- Aim of the exercise
Can you retype every record below exactly as written?

Figure dataset records:
********************
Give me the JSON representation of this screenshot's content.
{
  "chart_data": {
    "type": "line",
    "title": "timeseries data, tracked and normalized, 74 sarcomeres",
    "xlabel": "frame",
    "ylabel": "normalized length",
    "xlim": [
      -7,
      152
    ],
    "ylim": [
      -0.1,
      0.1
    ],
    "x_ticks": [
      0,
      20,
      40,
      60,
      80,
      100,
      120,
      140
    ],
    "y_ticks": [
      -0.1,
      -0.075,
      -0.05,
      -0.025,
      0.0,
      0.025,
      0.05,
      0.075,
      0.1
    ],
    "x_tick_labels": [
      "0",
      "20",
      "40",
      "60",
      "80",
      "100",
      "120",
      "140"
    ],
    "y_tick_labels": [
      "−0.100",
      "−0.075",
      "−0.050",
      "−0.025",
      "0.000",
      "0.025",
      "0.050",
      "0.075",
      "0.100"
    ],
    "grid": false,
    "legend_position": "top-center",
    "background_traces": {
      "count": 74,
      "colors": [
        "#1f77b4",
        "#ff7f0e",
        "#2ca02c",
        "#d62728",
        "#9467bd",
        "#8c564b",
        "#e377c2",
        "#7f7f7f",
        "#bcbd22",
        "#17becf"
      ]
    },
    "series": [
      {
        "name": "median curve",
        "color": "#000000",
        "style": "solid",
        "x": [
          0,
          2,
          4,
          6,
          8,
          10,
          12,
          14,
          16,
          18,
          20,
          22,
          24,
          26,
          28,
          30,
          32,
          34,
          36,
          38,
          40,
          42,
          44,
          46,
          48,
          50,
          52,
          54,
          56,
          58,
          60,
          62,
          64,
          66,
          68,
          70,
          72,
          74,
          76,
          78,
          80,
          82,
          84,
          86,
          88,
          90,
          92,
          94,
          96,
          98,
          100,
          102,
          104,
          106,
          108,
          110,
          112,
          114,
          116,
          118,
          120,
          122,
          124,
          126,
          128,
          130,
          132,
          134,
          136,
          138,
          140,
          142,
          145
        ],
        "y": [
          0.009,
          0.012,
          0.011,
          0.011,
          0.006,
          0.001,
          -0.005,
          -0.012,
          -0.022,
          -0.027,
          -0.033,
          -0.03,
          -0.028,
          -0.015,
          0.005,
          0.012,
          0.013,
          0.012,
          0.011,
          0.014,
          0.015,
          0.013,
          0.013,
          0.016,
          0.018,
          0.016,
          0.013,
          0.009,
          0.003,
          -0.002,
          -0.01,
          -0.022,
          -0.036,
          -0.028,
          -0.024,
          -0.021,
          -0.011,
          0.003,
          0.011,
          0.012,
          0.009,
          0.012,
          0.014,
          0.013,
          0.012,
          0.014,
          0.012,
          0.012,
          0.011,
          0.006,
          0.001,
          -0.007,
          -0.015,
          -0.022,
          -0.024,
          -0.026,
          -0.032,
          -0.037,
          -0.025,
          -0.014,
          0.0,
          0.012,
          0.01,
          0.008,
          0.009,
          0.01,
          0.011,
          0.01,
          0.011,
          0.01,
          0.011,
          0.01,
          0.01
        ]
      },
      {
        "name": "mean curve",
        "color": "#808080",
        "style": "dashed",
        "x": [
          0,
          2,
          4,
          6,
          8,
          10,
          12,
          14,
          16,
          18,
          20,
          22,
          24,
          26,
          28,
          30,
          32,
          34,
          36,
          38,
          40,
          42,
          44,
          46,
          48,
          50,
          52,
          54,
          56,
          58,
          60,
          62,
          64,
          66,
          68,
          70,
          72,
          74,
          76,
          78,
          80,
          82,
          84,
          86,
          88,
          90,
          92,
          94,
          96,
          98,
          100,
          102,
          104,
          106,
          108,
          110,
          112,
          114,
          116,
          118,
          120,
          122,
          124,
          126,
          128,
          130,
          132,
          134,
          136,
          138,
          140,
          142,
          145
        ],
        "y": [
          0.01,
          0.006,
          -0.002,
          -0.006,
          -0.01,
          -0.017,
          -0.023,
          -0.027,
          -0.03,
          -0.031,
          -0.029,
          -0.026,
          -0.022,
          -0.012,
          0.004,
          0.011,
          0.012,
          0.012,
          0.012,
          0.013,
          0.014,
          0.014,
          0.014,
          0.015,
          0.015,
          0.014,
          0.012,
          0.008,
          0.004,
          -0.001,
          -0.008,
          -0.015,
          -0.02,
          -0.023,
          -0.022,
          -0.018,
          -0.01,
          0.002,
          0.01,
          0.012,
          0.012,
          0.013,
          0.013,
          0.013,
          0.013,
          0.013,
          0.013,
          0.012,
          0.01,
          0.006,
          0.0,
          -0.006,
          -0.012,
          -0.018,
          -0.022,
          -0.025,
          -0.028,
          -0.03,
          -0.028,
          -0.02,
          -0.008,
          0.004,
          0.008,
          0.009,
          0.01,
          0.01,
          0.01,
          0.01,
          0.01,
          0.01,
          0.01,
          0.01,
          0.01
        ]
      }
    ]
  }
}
********************
- The response
Give me the JSON representation of this screenshot's content.
{
  "chart_data": {
    "type": "line",
    "title": "timeseries data, tracked and normalized, 74 sarcomeres",
    "xlabel": "frame",
    "ylabel": "normalized length",
    "xlim": [
      -7,
      152
    ],
    "ylim": [
      -0.1,
      0.1
    ],
    "x_ticks": [
      0,
      20,
      40,
      60,
      80,
      100,
      120,
      140
    ],
    "y_ticks": [
      -0.1,
      -0.075,
      -0.05,
      -0.025,
      0.0,
      0.025,
      0.05,
      0.075,
      0.1
    ],
    "x_tick_labels": [
      "0",
      "20",
      "40",
      "60",
      "80",
      "100",
      "120",
      "140"
    ],
    "y_tick_labels": [
      "−0.100",
      "−0.075",
      "−0.050",
      "−0.025",
      "0.000",
      "0.025",
      "0.050",
      "0.075",
      "0.100"
    ],
    "grid": false,
    "legend_position": "top-center",
    "background_traces": {
      "count": 74,
      "colors": [
        "#1f77b4",
        "#ff7f0e",
        "#2ca02c",
        "#d62728",
        "#9467bd",
        "#8c564b",
        "#e377c2",
        "#7f7f7f",
        "#bcbd22",
        "#17becf"
      ]
    },
    "series": [
      {
        "name": "median curve",
        "color": "#000000",
        "style": "solid",
        "x": [
          0,
          2,
          4,
          6,
          8,
          10,
          12,
          14,
          16,
          18,
          20,
          22,
          24,
          26,
          28,
          30,
          32,
          34,
          36,
          38,
          40,
          42,
          44,
          46,
          48,
          50,
          52,
          54,
          56,
          58,
          60,
          62,
          64,
          66,
          68,
          70,
          72,
          74,
          76,
          78,
          80,
          82,
          84,
          86,
          88,
          90,
          92,
          94,
          96,
          98,
          100,
          102,
          104,
          106,
          108,
          110,
          112,
          114,
          116,
          118,
          120,
          122,
          124,
          126,
          128,
          130,
          132,
          134,
          136,
          138,
          140,
          142,
          145
        ],
        "y": [
          0.009,
          0.012,
          0.011,
          0.011,
          0.006,
          0.001,
          -0.005,
          -0.012,
          -0.022,
          -0.027,
          -0.033,
          -0.03,
          -0.028,
          -0.015,
          0.005,
          0.012,
          0.013,
          0.012,
          0.011,
          0.014,
          0.015,
          0.013,
          0.013,
          0.016,
          0.018,
          0.016,
          0.013,
          0.009,
          0.003,
          -0.002,
          -0.01,
          -0.022,
          -0.036,
          -0.028,
          -0.024,
          -0.021,
          -0.011,
          0.003,
          0.011,
          0.012,
          0.009,
          0.012,
          0.014,
          0.013,
          0.012,
          0.014,
          0.012,
          0.012,
          0.011,
          0.006,
          0.001,
          -0.007,
          -0.015,
          -0.022,
          -0.024,
          -0.026,
          -0.032,
          -0.037,
          -0.025,
          -0.014,
          0.0,
          0.012,
          0.01,
          0.008,
          0.009,
          0.01,
          0.011,
          0.01,
          0.011,
          0.01,
          0.011,
          0.01,
          0.01
        ]
      },
      {
        "name": "mean curve",
        "color": "#808080",
        "style": "dashed",
        "x": [
          0,
          2,
          4,
          6,
          8,
          10,
          12,
          14,
          16,
          18,
          20,
          22,
          24,
          26,
          28,
          30,
          32,
          34,
          36,
          38,
          40,
          42,
          44,
          46,
          48,
          50,
          52,
          54,
          56,
          58,
          60,
          62,
          64,
          66,
          68,
          70,
          72,
          74,
          76,
          78,
          80,
          82,
          84,
          86,
          88,
          90,
          92,
          94,
          96,
          98,
          100,
          102,
          104,
          106,
          108,
          110,
          112,
          114,
          116,
          118,
          120,
          122,
          124,
          126,
          128,
          130,
          132,
          134,
          136,
          138,
          140,
          142,
          145
        ],
        "y": [
          0.01,
          0.006,
          -0.002,
          -0.006,
          -0.01,
          -0.017,
          -0.023,
          -0.027,
          -0.03,
          -0.031,
          -0.029,
          -0.026,
          -0.022,
          -0.012,
          0.004,
          0.011,
          0.012,
          0.012,
          0.012,
          0.013,
          0.014,
          0.014,
          0.014,
          0.015,
          0.015,
          0.014,
          0.012,
          0.008,
          0.004,
          -0.001,
          -0.008,
          -0.015,
          -0.02,
          -0.023,
          -0.022,
          -0.018,
          -0.01,
          0.002,
          0.01,
          0.012,
          0.012,
          0.013,
          0.013,
          0.013,
          0.013,
          0.013,
          0.013,
          0.012,
          0.01,
          0.006,
          0.0,
          -0.006,
          -0.012,
          -0.018,
          -0.022,
          -0.025,
          -0.028,
          -0.03,
          -0.028,
          -0.02,
          -0.008,
          0.004,
          0.008,
          0.009,
          0.01,
          0.01,
          0.01,
          0.01,
          0.01,
          0.01,
          0.01,
          0.01,
          0.01
        ]
      }
    ]
  }
}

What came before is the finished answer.